SHORT PROBLEM |
Transcribe the listing below word for word.
<<<<
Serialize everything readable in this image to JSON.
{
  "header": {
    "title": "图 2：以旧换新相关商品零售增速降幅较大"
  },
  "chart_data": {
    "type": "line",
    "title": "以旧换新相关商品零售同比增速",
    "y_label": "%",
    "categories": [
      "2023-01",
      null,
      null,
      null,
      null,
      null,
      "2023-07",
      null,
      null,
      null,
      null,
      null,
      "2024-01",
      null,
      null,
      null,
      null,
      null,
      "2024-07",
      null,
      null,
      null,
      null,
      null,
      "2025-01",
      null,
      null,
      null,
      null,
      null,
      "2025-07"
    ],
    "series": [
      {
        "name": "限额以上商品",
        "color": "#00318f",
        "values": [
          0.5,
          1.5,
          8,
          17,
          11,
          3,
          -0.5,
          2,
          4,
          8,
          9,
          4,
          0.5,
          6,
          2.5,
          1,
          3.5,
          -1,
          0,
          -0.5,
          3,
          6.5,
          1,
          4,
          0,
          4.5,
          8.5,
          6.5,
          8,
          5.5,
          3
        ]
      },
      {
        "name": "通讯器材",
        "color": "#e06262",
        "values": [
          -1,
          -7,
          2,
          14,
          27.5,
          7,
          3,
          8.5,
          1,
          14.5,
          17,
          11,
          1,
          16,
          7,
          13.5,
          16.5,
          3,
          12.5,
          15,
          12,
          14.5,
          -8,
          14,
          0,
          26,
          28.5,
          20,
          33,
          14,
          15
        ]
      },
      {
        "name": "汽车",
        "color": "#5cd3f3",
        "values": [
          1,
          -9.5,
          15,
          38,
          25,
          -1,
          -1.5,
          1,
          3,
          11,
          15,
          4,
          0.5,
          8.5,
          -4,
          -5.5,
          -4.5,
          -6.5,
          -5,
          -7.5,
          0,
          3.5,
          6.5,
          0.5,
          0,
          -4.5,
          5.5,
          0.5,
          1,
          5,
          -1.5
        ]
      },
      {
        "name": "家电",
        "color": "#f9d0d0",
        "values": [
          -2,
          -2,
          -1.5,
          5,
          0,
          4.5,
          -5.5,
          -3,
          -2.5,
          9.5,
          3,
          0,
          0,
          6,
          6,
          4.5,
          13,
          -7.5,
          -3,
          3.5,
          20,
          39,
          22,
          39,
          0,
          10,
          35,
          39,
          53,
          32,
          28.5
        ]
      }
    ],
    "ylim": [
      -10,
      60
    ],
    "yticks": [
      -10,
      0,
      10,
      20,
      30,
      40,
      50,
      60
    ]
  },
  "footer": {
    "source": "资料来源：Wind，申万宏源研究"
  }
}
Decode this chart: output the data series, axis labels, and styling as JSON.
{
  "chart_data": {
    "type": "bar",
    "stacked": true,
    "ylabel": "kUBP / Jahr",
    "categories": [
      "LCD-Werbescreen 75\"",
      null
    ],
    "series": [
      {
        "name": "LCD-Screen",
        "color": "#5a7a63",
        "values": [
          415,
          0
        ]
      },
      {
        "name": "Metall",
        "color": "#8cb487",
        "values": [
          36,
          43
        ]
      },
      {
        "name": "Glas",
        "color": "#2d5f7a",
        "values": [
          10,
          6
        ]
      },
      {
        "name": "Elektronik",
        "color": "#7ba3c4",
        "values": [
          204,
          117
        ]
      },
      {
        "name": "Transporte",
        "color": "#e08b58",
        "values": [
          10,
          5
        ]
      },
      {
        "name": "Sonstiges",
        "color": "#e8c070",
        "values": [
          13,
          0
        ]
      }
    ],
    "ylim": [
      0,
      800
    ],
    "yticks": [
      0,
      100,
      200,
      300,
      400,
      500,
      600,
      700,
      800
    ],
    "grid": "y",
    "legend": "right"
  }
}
>>>>
RESULT OF THIS TASK |
Serialize everything readable in this image to JSON.
{
  "header": {
    "title": "图 2：以旧换新相关商品零售增速降幅较大"
  },
  "chart_data": {
    "type": "line",
    "title": "以旧换新相关商品零售同比增速",
    "y_label": "%",
    "categories": [
      "2023-01",
      null,
      null,
      null,
      null,
      null,
      "2023-07",
      null,
      null,
      null,
      null,
      null,
      "2024-01",
      null,
      null,
      null,
      null,
      null,
      "2024-07",
      null,
      null,
      null,
      null,
      null,
      "2025-01",
      null,
      null,
      null,
      null,
      null,
      "2025-07"
    ],
    "series": [
      {
        "name": "限额以上商品",
        "color": "#00318f",
        "values": [
          0.5,
          1.5,
          8,
          17,
          11,
          3,
          -0.5,
          2,
          4,
          8,
          9,
          4,
          0.5,
          6,
          2.5,
          1,
          3.5,
          -1,
          0,
          -0.5,
          3,
          6.5,
          1,
          4,
          0,
          4.5,
          8.5,
          6.5,
          8,
          5.5,
          3
        ]
      },
      {
        "name": "通讯器材",
        "color": "#e06262",
        "values": [
          -1,
          -7,
          2,
          14,
          27.5,
          7,
          3,
          8.5,
          1,
          14.5,
          17,
          11,
          1,
          16,
          7,
          13.5,
          16.5,
          3,
          12.5,
          15,
          12,
          14.5,
          -8,
          14,
          0,
          26,
          28.5,
          20,
          33,
          14,
          15
        ]
      },
      {
        "name": "汽车",
        "color": "#5cd3f3",
        "values": [
          1,
          -9.5,
          15,
          38,
          25,
          -1,
          -1.5,
          1,
          3,
          11,
          15,
          4,
          0.5,
          8.5,
          -4,
          -5.5,
          -4.5,
          -6.5,
          -5,
          -7.5,
          0,
          3.5,
          6.5,
          0.5,
          0,
          -4.5,
          5.5,
          0.5,
          1,
          5,
          -1.5
        ]
      },
      {
        "name": "家电",
        "color": "#f9d0d0",
        "values": [
          -2,
          -2,
          -1.5,
          5,
          0,
          4.5,
          -5.5,
          -3,
          -2.5,
          9.5,
          3,
          0,
          0,
          6,
          6,
          4.5,
          13,
          -7.5,
          -3,
          3.5,
          20,
          39,
          22,
          39,
          0,
          10,
          35,
          39,
          53,
          32,
          28.5
        ]
      }
    ],
    "ylim": [
      -10,
      60
    ],
    "yticks": [
      -10,
      0,
      10,
      20,
      30,
      40,
      50,
      60
    ]
  },
  "footer": {
    "source": "资料来源：Wind，申万宏源研究"
  }
}
Decode this chart: output the data series, axis labels, and styling as JSON.
{
  "chart_data": {
    "type": "bar",
    "stacked": true,
    "ylabel": "kUBP / Jahr",
    "categories": [
      "LCD-Werbescreen 75\"",
      null
    ],
    "series": [
      {
        "name": "LCD-Screen",
        "color": "#5a7a63",
        "values": [
          415,
          0
        ]
      },
      {
        "name": "Metall",
        "color": "#8cb487",
        "values": [
          36,
          43
        ]
      },
      {
        "name": "Glas",
        "color": "#2d5f7a",
        "values": [
          10,
          6
        ]
      },
      {
        "name": "Elektronik",
        "color": "#7ba3c4",
        "values": [
          204,
          117
        ]
      },
      {
        "name": "Transporte",
        "color": "#e08b58",
        "values": [
          10,
          5
        ]
      },
      {
        "name": "Sonstiges",
        "color": "#e8c070",
        "values": [
          13,
          0
        ]
      }
    ],
    "ylim": [
      0,
      800
    ],
    "yticks": [
      0,
      100,
      200,
      300,
      400,
      500,
      600,
      700,
      800
    ],
    "grid": "y",
    "legend": "right"
  }
}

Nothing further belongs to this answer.